◆ DO THIS: Leave the pictures out. Return all other data exactly.

○ ○ ○

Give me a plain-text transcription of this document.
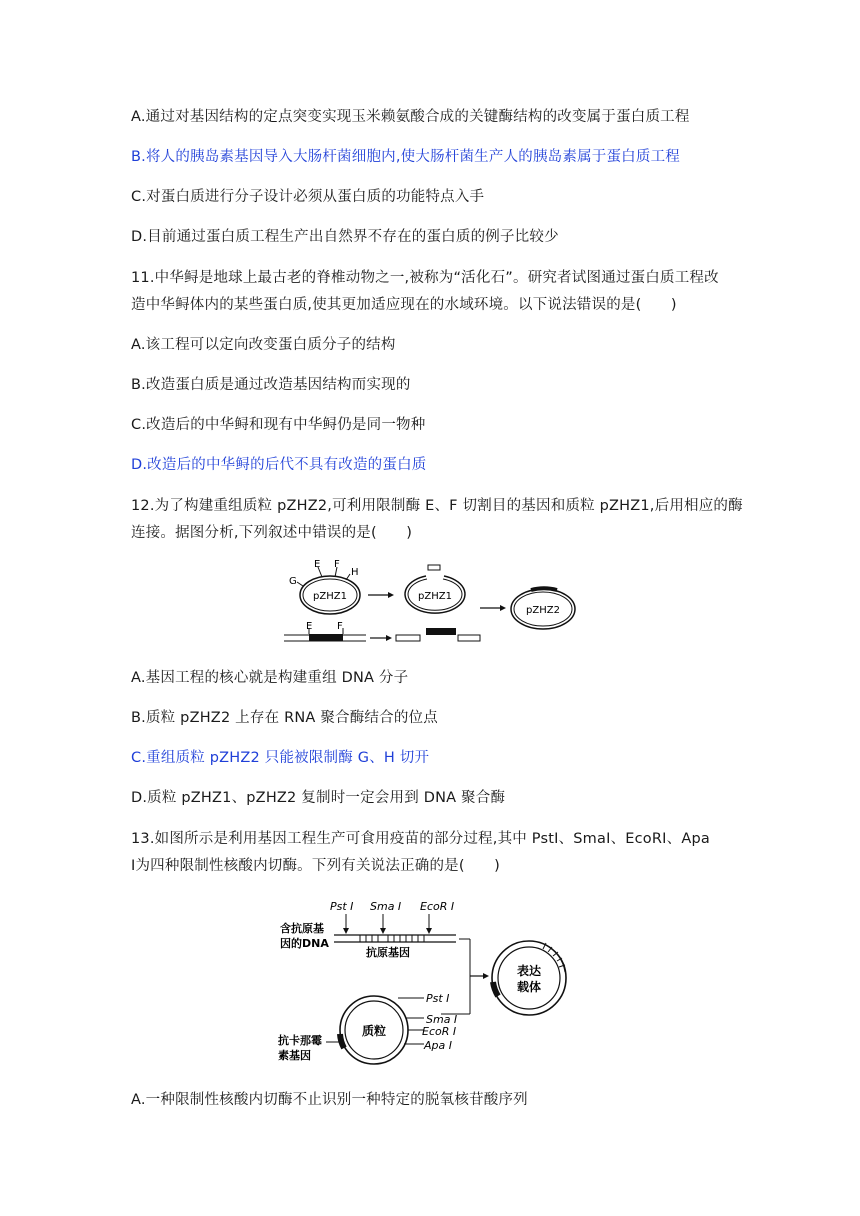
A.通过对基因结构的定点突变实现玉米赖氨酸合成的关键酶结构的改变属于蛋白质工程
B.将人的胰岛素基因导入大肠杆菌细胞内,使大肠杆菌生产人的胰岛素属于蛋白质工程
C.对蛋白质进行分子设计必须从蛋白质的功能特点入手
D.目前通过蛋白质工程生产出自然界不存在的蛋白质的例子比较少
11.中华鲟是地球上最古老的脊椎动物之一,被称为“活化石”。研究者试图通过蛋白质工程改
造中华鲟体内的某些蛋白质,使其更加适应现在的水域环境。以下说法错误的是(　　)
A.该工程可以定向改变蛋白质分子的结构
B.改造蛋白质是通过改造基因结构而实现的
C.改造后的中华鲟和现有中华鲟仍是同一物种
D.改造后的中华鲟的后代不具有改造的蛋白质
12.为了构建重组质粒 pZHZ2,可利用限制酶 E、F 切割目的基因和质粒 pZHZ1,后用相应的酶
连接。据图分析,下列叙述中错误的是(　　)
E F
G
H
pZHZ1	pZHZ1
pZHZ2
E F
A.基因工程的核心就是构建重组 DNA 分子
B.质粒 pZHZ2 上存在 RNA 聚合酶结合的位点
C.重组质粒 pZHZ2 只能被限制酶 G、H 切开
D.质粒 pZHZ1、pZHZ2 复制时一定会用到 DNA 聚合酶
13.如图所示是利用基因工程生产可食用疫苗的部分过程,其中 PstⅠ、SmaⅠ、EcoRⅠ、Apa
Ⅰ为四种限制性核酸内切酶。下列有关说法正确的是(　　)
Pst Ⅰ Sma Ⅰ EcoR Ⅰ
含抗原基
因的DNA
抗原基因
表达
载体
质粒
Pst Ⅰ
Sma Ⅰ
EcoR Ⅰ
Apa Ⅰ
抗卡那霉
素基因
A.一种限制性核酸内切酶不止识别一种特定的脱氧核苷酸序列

○ ○ ○

◆ RESPONSE TO THIS EXERCISE:
Give me a plain-text transcription of this document.
A.通过对基因结构的定点突变实现玉米赖氨酸合成的关键酶结构的改变属于蛋白质工程
B.将人的胰岛素基因导入大肠杆菌细胞内,使大肠杆菌生产人的胰岛素属于蛋白质工程
C.对蛋白质进行分子设计必须从蛋白质的功能特点入手
D.目前通过蛋白质工程生产出自然界不存在的蛋白质的例子比较少
11.中华鲟是地球上最古老的脊椎动物之一,被称为“活化石”。研究者试图通过蛋白质工程改
造中华鲟体内的某些蛋白质,使其更加适应现在的水域环境。以下说法错误的是(　　)
A.该工程可以定向改变蛋白质分子的结构
B.改造蛋白质是通过改造基因结构而实现的
C.改造后的中华鲟和现有中华鲟仍是同一物种
D.改造后的中华鲟的后代不具有改造的蛋白质
12.为了构建重组质粒 pZHZ2,可利用限制酶 E、F 切割目的基因和质粒 pZHZ1,后用相应的酶
连接。据图分析,下列叙述中错误的是(　　)
E F
G
H
pZHZ1	pZHZ1
pZHZ2
E F
A.基因工程的核心就是构建重组 DNA 分子
B.质粒 pZHZ2 上存在 RNA 聚合酶结合的位点
C.重组质粒 pZHZ2 只能被限制酶 G、H 切开
D.质粒 pZHZ1、pZHZ2 复制时一定会用到 DNA 聚合酶
13.如图所示是利用基因工程生产可食用疫苗的部分过程,其中 PstⅠ、SmaⅠ、EcoRⅠ、Apa
Ⅰ为四种限制性核酸内切酶。下列有关说法正确的是(　　)
Pst Ⅰ Sma Ⅰ EcoR Ⅰ
含抗原基
因的DNA
抗原基因
表达
载体
质粒
Pst Ⅰ
Sma Ⅰ
EcoR Ⅰ
Apa Ⅰ
抗卡那霉
素基因
A.一种限制性核酸内切酶不止识别一种特定的脱氧核苷酸序列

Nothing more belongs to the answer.